Records from a collection —
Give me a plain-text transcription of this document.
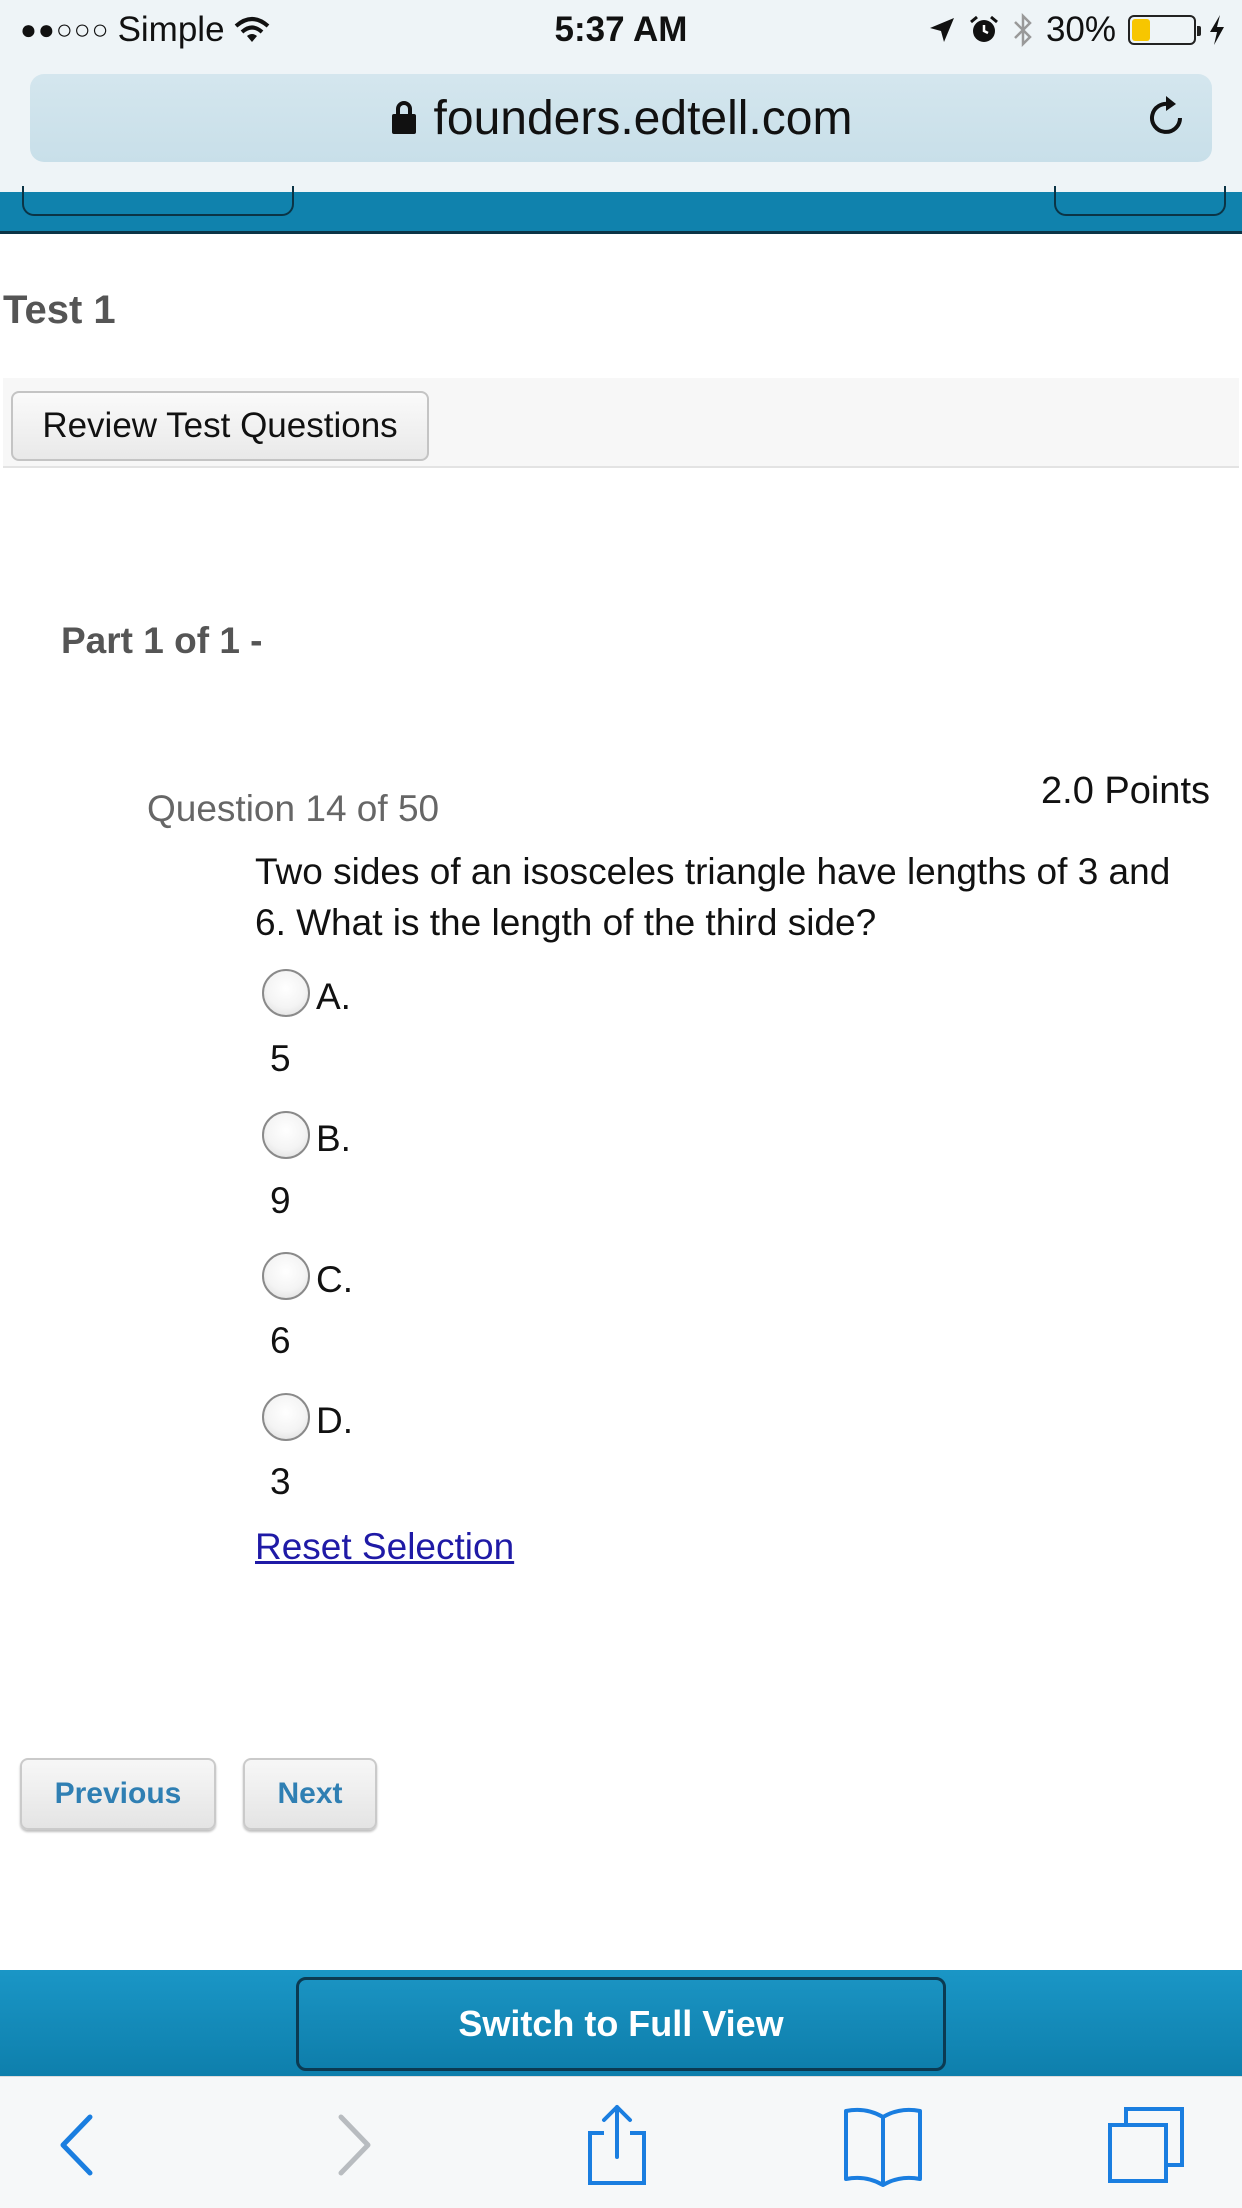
●●○○○ Simple	5:37 AM	30%
founders.edtell.com
Test 1
Review Test Questions
Part 1 of 1 -
Question 14 of 50	2.0 Points
Two sides of an isosceles triangle have lengths of 3 and 6. What is the length of the third side?
A.
5
B.
9
C.
6
D.
3
Reset Selection
Previous	Next
Switch to Full View
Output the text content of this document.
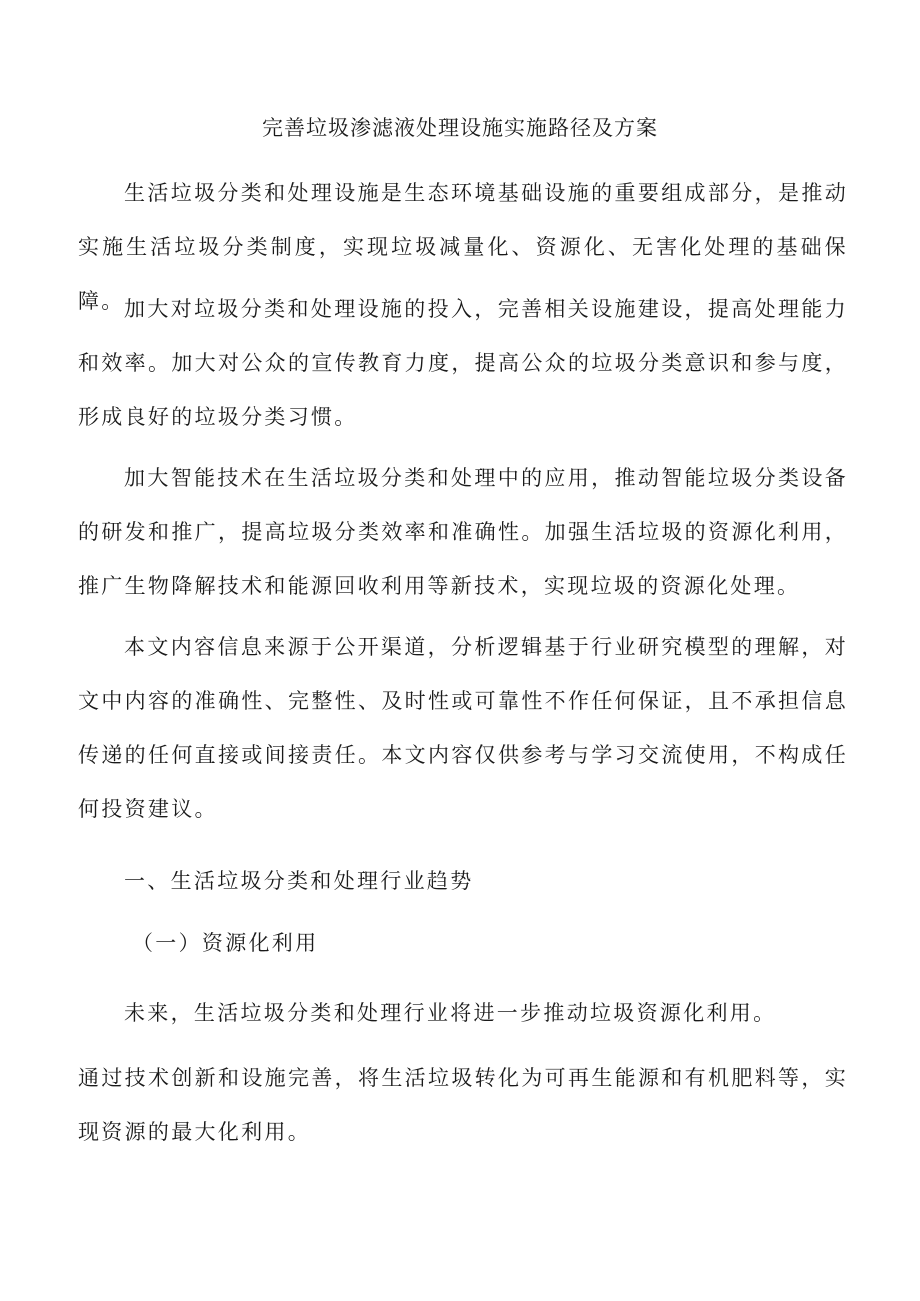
完善垃圾渗滤液处理设施实施路径及方案

生活垃圾分类和处理设施是生态环境基础设施的重要组成部分，是推动实施生活垃圾分类制度，实现垃圾减量化、资源化、无害化处理的基础保障。 加大对垃圾分类和处理设施的投入，完善相关设施建设，提高处理能力和效率。加大对公众的宣传教育力度，提高公众的垃圾分类意识和参与度，形成良好的垃圾分类习惯。

加大智能技术在生活垃圾分类和处理中的应用，推动智能垃圾分类设备的研发和推广，提高垃圾分类效率和准确性。加强生活垃圾的资源化利用，推广生物降解技术和能源回收利用等新技术，实现垃圾的资源化处理。

本文内容信息来源于公开渠道，分析逻辑基于行业研究模型的理解，对文中内容的准确性、完整性、及时性或可靠性不作任何保证，且不承担信息传递的任何直接或间接责任。本文内容仅供参考与学习交流使用，不构成任何投资建议。

一、生活垃圾分类和处理行业趋势
（一）资源化利用

未来，生活垃圾分类和处理行业将进一步推动垃圾资源化利用。

通过技术创新和设施完善，将生活垃圾转化为可再生能源和有机肥料等，实现资源的最大化利用。
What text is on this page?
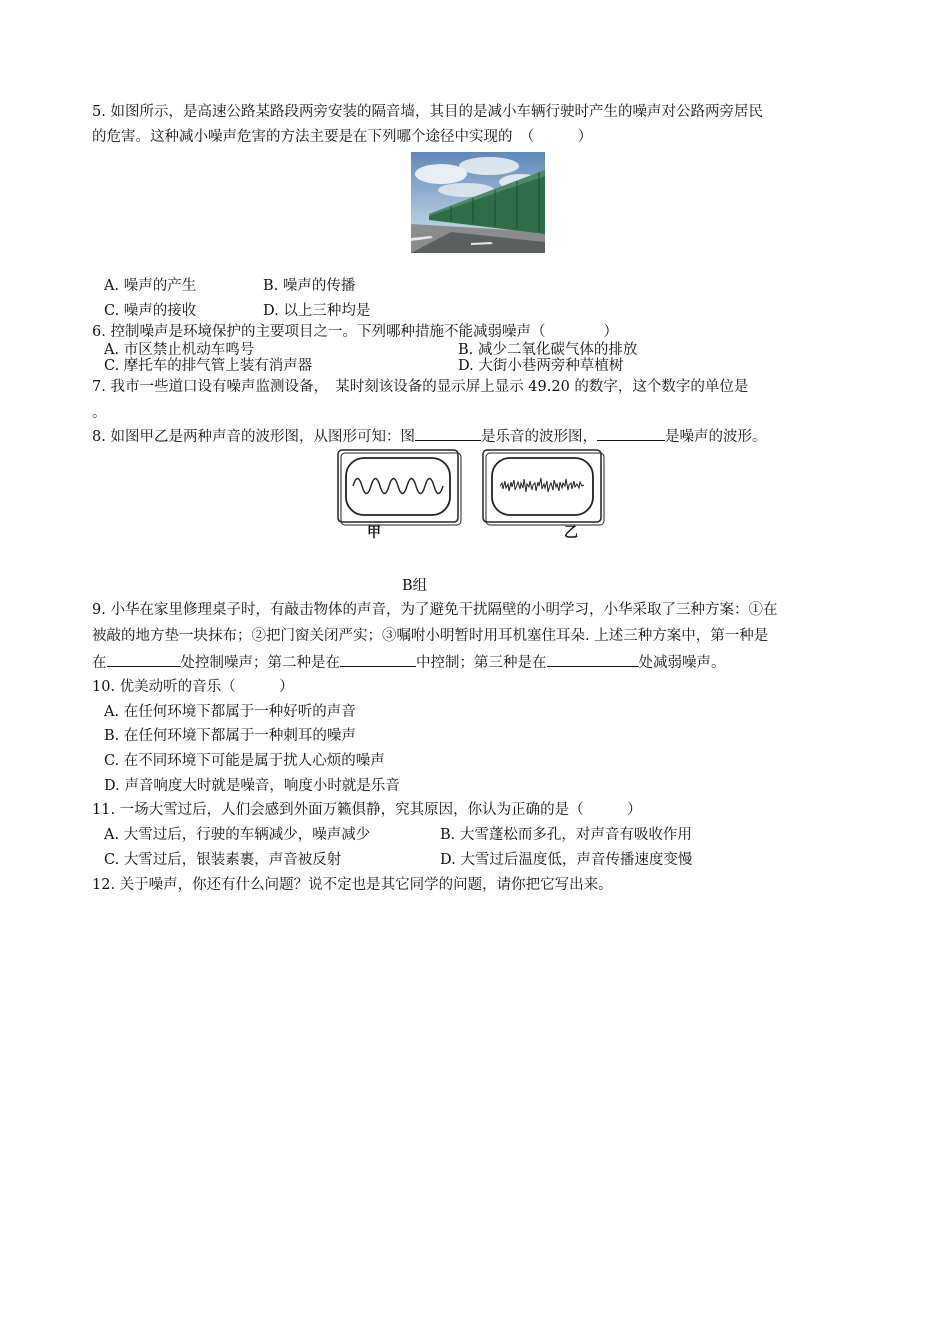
5. 如图所示，是高速公路某路段两旁安装的隔音墙，其目的是减小车辆行驶时产生的噪声对公路两旁居民
的危害。这种减小噪声危害的方法主要是在下列哪个途径中实现的　（　　　）
A. 噪声的产生	B. 噪声的传播
C. 噪声的接收	D. 以上三种均是
6. 控制噪声是环境保护的主要项目之一。下列哪种措施不能减弱噪声（　　　　）
A. 市区禁止机动车鸣号	B. 减少二氧化碳气体的排放
C. 摩托车的排气管上装有消声器	D. 大街小巷两旁种草植树
7. 我市一些道口设有噪声监测设备，　某时刻该设备的显示屏上显示 49.20 的数字，这个数字的单位是
。
8. 如图甲乙是两种声音的波形图，从图形可知：图	是乐音的波形图，	是噪声的波形。
甲	乙
B组
9. 小华在家里修理桌子时，有敲击物体的声音，为了避免干扰隔壁的小明学习，小华采取了三种方案：①在
被敲的地方垫一块抹布；②把门窗关闭严实；③嘱咐小明暂时用耳机塞住耳朵. 上述三种方案中，第一种是
在	处控制噪声；第二种是在	中控制；第三种是在	处减弱噪声。
10. 优美动听的音乐（　　　）
A. 在任何环境下都属于一种好听的声音
B. 在任何环境下都属于一种刺耳的噪声
C. 在不同环境下可能是属于扰人心烦的噪声
D. 声音响度大时就是噪音，响度小时就是乐音
11. 一场大雪过后，人们会感到外面万籁俱静，究其原因，你认为正确的是（　　　）
A. 大雪过后，行驶的车辆减少，噪声减少	B. 大雪蓬松而多孔，对声音有吸收作用
C. 大雪过后，银装素裹，声音被反射	D. 大雪过后温度低，声音传播速度变慢
12. 关于噪声，你还有什么问题？说不定也是其它同学的问题，请你把它写出来。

Exercise task — Look through the data above. Each line containing the word "this" needs to be copied.

The response —
Give me a plain-text transcription of this document.
Output the text content of this document.
What text is on this page?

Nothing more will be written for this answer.